*Given records*:
>>

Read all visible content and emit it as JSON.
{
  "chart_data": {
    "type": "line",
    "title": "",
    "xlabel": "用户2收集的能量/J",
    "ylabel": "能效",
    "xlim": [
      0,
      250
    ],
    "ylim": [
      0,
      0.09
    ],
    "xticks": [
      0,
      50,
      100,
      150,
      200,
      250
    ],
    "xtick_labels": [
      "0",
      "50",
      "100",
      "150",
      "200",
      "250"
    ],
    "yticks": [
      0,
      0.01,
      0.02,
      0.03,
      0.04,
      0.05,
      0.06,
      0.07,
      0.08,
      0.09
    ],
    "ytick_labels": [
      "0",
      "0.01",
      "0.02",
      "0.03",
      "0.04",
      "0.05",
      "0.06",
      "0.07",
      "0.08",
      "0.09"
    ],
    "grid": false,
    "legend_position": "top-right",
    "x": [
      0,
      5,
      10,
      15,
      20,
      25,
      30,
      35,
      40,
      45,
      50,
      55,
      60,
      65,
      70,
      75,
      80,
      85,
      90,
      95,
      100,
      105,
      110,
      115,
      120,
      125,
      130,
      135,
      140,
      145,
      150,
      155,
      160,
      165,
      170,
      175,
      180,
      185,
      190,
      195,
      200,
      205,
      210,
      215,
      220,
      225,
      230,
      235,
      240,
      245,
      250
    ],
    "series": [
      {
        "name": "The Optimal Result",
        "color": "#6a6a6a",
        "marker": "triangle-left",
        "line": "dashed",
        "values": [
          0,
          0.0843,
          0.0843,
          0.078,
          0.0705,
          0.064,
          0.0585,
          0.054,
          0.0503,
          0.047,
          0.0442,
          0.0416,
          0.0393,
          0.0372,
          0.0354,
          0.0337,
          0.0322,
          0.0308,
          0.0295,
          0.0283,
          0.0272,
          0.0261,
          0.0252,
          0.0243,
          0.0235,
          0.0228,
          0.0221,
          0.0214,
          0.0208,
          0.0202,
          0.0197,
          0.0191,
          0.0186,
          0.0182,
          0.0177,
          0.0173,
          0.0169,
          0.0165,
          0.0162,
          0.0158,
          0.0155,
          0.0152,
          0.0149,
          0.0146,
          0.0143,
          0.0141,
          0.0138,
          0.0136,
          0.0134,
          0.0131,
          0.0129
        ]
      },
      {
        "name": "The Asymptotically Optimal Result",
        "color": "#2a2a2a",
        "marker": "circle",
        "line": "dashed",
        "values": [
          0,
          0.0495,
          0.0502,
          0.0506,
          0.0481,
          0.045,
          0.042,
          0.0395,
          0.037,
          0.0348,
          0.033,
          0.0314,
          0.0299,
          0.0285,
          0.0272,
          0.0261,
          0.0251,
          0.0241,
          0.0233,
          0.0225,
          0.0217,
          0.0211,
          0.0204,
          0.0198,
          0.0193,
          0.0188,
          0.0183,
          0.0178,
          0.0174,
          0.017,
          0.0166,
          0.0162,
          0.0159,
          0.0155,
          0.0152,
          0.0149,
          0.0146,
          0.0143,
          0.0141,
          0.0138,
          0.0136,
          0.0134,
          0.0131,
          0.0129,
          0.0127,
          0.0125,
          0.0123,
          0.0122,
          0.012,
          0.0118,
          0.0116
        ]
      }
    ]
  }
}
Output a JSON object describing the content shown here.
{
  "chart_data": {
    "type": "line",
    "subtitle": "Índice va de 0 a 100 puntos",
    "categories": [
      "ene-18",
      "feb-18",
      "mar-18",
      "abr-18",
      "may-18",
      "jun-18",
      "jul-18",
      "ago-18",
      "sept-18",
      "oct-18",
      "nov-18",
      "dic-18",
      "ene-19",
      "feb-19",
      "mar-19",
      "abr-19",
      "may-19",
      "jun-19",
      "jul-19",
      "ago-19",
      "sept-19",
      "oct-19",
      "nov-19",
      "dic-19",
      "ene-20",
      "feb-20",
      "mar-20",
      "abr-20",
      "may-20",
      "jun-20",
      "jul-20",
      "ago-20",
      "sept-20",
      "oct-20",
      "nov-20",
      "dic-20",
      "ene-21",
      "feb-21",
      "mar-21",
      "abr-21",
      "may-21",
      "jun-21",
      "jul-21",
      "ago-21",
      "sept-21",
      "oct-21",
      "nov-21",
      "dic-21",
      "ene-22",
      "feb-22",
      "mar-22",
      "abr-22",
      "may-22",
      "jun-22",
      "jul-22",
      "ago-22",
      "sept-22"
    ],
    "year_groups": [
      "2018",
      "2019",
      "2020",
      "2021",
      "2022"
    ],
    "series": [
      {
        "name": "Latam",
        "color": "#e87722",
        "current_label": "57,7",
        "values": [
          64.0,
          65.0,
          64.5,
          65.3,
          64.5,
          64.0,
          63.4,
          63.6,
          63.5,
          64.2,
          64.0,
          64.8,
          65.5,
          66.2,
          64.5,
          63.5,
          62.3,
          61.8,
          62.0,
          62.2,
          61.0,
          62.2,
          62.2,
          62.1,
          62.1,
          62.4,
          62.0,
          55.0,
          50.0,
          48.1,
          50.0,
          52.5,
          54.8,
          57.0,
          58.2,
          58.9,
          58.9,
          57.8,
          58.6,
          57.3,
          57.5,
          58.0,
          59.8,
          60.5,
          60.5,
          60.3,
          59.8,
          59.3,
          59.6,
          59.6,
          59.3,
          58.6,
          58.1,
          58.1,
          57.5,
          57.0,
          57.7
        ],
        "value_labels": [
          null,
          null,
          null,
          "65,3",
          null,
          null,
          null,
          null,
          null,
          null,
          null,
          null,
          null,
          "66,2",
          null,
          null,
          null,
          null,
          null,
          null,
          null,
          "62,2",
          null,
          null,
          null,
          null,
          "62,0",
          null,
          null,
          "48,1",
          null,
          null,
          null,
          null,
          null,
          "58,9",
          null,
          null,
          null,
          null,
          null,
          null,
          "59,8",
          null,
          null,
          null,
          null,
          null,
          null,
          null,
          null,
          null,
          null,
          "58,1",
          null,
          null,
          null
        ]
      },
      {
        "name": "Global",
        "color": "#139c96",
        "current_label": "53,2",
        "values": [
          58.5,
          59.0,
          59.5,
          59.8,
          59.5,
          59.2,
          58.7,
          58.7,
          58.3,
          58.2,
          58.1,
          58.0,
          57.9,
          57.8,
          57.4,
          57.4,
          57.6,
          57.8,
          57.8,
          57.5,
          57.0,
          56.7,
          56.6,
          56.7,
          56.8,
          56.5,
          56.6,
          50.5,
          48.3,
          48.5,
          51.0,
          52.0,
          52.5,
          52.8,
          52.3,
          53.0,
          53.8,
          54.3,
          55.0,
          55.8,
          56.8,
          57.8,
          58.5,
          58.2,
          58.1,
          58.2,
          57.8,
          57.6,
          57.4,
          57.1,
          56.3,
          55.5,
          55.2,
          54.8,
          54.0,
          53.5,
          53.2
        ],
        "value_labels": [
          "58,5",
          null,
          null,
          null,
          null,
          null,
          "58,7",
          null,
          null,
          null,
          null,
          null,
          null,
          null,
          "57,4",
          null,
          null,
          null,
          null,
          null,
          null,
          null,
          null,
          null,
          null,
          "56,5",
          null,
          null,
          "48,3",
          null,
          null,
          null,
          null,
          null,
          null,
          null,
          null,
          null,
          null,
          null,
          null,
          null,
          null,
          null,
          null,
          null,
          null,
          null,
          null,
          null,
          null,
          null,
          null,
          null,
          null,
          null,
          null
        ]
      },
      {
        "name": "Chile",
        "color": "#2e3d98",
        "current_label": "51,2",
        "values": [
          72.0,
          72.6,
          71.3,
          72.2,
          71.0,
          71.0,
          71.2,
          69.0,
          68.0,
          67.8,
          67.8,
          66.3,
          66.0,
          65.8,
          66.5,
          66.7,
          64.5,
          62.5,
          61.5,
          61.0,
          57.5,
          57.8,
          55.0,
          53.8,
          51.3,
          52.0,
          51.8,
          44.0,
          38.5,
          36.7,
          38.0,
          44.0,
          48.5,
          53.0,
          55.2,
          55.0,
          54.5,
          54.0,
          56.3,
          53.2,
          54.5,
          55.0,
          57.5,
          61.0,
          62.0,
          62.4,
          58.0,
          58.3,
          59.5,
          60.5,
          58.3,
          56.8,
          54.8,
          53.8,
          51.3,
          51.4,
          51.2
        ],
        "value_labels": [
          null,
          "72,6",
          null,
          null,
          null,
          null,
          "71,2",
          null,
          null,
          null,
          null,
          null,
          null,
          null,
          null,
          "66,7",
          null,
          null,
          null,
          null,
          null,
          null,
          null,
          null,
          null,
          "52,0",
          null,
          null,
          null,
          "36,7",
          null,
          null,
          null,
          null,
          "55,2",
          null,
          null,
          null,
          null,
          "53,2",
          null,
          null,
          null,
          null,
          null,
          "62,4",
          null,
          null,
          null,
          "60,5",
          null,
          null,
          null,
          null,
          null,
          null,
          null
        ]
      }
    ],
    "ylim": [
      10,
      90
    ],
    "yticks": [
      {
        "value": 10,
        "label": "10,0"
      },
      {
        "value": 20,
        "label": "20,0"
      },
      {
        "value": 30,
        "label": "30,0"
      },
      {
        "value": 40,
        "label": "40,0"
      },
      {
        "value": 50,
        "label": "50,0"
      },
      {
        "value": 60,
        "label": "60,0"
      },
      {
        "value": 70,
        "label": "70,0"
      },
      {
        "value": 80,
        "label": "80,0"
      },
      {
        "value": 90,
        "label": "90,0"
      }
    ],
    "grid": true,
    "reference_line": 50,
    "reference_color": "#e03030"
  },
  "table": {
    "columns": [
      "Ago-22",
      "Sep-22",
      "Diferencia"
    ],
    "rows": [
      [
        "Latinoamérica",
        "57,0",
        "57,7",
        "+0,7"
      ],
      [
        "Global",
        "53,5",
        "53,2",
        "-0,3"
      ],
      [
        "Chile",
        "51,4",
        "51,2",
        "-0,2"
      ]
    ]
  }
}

<<

*Do this*:
Check each line of the entries above for the word "Optimal". List the ones that have it.

*Task answer*:
        "name": "The Optimal Result",
        "name": "The Asymptotically Optimal Result",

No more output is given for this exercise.